• **PROBLEM**
Look through the lines of the material and count those containing "Prices". Give that count alone.

-- Start of DATASET RECORDS --

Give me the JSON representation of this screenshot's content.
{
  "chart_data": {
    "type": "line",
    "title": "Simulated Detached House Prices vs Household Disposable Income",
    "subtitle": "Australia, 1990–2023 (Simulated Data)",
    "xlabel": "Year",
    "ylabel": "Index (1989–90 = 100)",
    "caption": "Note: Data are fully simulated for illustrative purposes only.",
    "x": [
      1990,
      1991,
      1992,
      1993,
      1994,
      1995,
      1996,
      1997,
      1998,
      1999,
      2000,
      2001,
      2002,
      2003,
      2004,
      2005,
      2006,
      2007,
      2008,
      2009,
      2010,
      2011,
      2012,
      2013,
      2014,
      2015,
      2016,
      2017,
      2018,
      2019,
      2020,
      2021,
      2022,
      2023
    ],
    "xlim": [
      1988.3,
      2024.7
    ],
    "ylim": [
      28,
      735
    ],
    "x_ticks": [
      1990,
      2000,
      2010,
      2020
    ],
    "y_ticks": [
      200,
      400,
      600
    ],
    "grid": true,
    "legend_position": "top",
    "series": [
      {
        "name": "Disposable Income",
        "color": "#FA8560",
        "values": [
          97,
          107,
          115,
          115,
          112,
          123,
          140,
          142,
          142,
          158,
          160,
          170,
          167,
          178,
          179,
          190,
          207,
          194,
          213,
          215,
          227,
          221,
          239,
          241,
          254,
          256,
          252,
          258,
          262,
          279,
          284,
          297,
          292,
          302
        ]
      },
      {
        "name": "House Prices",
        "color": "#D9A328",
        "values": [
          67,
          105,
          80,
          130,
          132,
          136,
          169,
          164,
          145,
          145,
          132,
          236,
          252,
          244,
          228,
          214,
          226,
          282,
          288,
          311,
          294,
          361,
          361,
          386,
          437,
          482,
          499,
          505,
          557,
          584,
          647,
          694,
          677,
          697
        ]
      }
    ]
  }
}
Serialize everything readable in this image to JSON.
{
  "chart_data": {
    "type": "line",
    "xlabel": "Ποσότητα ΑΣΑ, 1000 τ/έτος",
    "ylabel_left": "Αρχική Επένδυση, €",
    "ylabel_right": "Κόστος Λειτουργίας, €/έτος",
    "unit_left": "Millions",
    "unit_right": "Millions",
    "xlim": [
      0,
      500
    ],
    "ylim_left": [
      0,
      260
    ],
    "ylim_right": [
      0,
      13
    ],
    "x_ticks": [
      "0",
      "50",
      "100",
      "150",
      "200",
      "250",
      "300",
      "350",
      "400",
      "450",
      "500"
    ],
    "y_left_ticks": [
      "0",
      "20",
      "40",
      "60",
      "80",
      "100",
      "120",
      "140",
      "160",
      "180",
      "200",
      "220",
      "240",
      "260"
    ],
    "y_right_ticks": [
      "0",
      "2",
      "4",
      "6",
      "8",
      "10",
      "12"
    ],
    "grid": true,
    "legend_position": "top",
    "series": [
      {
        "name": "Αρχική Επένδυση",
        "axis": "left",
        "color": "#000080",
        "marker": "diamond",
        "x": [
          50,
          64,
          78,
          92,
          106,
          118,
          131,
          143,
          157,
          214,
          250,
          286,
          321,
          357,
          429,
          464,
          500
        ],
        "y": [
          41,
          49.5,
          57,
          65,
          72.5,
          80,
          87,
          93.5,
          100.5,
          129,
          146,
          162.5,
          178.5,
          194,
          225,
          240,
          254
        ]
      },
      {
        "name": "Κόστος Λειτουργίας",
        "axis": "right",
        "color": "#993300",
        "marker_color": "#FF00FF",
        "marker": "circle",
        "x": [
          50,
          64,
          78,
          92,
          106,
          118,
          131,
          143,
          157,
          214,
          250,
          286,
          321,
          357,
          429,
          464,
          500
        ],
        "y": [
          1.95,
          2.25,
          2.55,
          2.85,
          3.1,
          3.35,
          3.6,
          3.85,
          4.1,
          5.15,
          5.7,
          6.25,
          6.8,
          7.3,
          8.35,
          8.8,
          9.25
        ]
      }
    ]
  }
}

-- End of DATASET RECORDS --

• **PROBLEM SOLUTION**
2